TASK INSTRUCTIONS: Set down every entry word for word. Omit the pictures.

Some records
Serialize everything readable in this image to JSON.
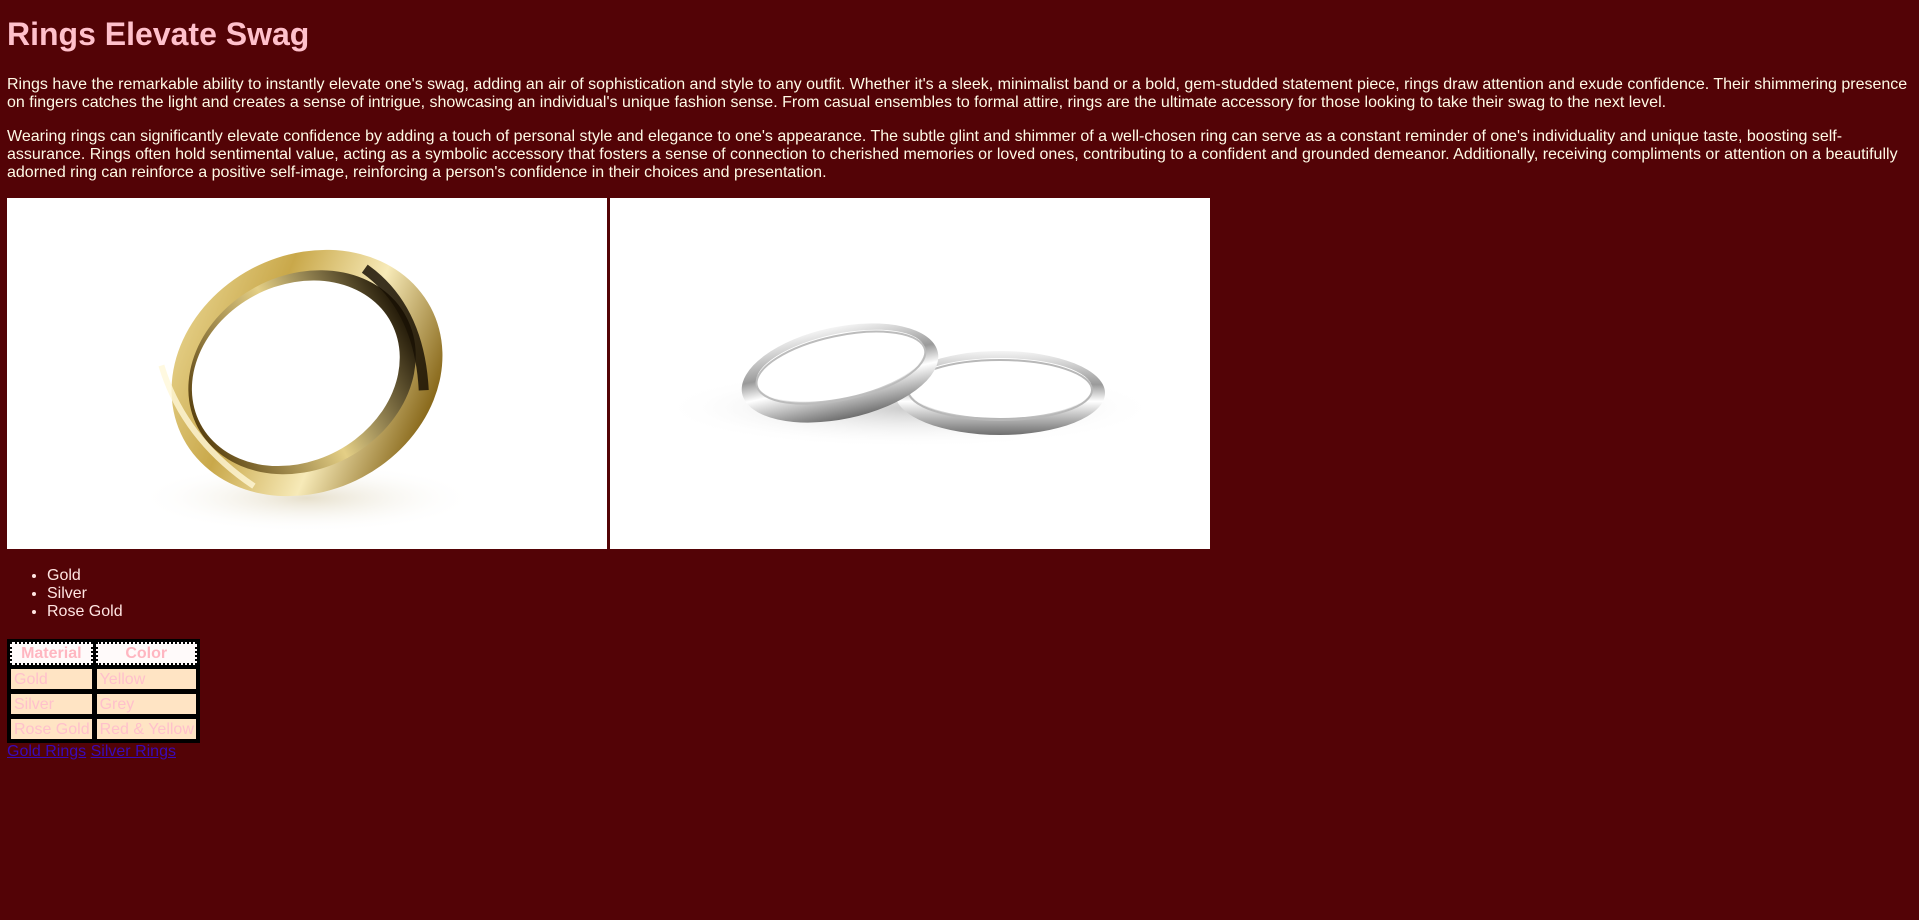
{
  "page": {
    "title": "Rings Elevate Swag",
    "paragraphs": [
      "Rings have the remarkable ability to instantly elevate one's swag, adding an air of sophistication and style to any outfit. Whether it's a sleek, minimalist band or a bold, gem-studded statement piece, rings draw attention and exude confidence. Their shimmering presence on fingers catches the light and creates a sense of intrigue, showcasing an individual's unique fashion sense. From casual ensembles to formal attire, rings are the ultimate accessory for those looking to take their swag to the next level.",
      "Wearing rings can significantly elevate confidence by adding a touch of personal style and elegance to one's appearance. The subtle glint and shimmer of a well-chosen ring can serve as a constant reminder of one's individuality and unique taste, boosting self-assurance. Rings often hold sentimental value, acting as a symbolic accessory that fosters a sense of connection to cherished memories or loved ones, contributing to a confident and grounded demeanor. Additionally, receiving compliments or attention on a beautifully adorned ring can reinforce a positive self-image, reinforcing a person's confidence in their choices and presentation."
    ]
  },
  "images": [
    {
      "icon": "gold-ring-image"
    },
    {
      "icon": "silver-rings-image"
    }
  ],
  "list": [
    "Gold",
    "Silver",
    "Rose Gold"
  ],
  "table": {
    "headers": [
      "Material",
      "Color"
    ],
    "rows": [
      [
        "Gold",
        "Yellow"
      ],
      [
        "Silver",
        "Grey"
      ],
      [
        "Rose Gold",
        "Red & Yellow"
      ]
    ]
  },
  "links": [
    "Gold Rings",
    "Silver Rings"
  ],
  "colors": {
    "background": "#530306",
    "title": "#ffc0cb",
    "link": "#3a0ab8"
  }
}
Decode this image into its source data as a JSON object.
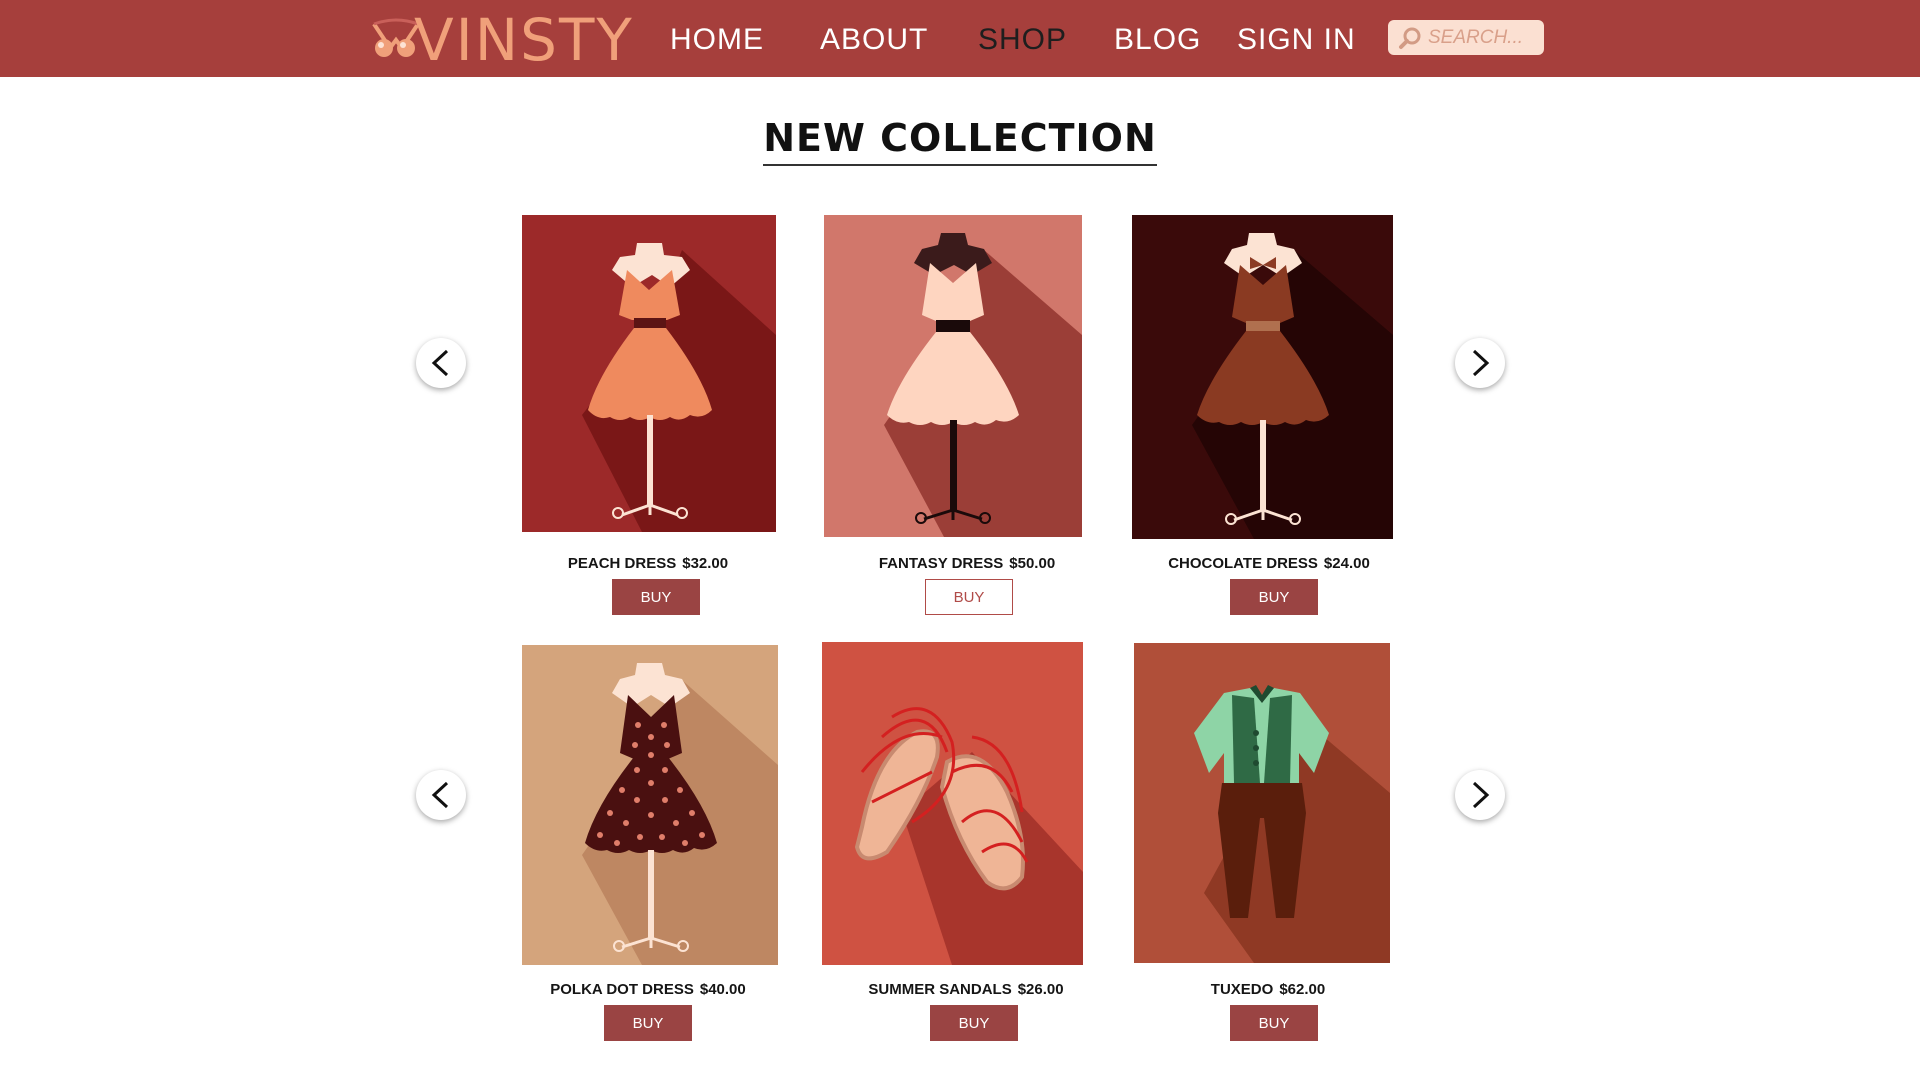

COMPLETE OUTPUT:
Serialize everything readable in this image to JSON.
{
  "page": {
    "title": "Rings Elevate Swag",
    "paragraphs": [
      "Rings have the remarkable ability to instantly elevate one's swag, adding an air of sophistication and style to any outfit. Whether it's a sleek, minimalist band or a bold, gem-studded statement piece, rings draw attention and exude confidence. Their shimmering presence on fingers catches the light and creates a sense of intrigue, showcasing an individual's unique fashion sense. From casual ensembles to formal attire, rings are the ultimate accessory for those looking to take their swag to the next level.",
      "Wearing rings can significantly elevate confidence by adding a touch of personal style and elegance to one's appearance. The subtle glint and shimmer of a well-chosen ring can serve as a constant reminder of one's individuality and unique taste, boosting self-assurance. Rings often hold sentimental value, acting as a symbolic accessory that fosters a sense of connection to cherished memories or loved ones, contributing to a confident and grounded demeanor. Additionally, receiving compliments or attention on a beautifully adorned ring can reinforce a positive self-image, reinforcing a person's confidence in their choices and presentation."
    ]
  },
  "images": [
    {
      "icon": "gold-ring-image"
    },
    {
      "icon": "silver-rings-image"
    }
  ],
  "list": [
    "Gold",
    "Silver",
    "Rose Gold"
  ],
  "table": {
    "headers": [
      "Material",
      "Color"
    ],
    "rows": [
      [
        "Gold",
        "Yellow"
      ],
      [
        "Silver",
        "Grey"
      ],
      [
        "Rose Gold",
        "Red & Yellow"
      ]
    ]
  },
  "links": [
    "Gold Rings",
    "Silver Rings"
  ],
  "colors": {
    "background": "#530306",
    "title": "#ffc0cb",
    "link": "#3a0ab8"
  }
}
Decode this image into its source data as a JSON object.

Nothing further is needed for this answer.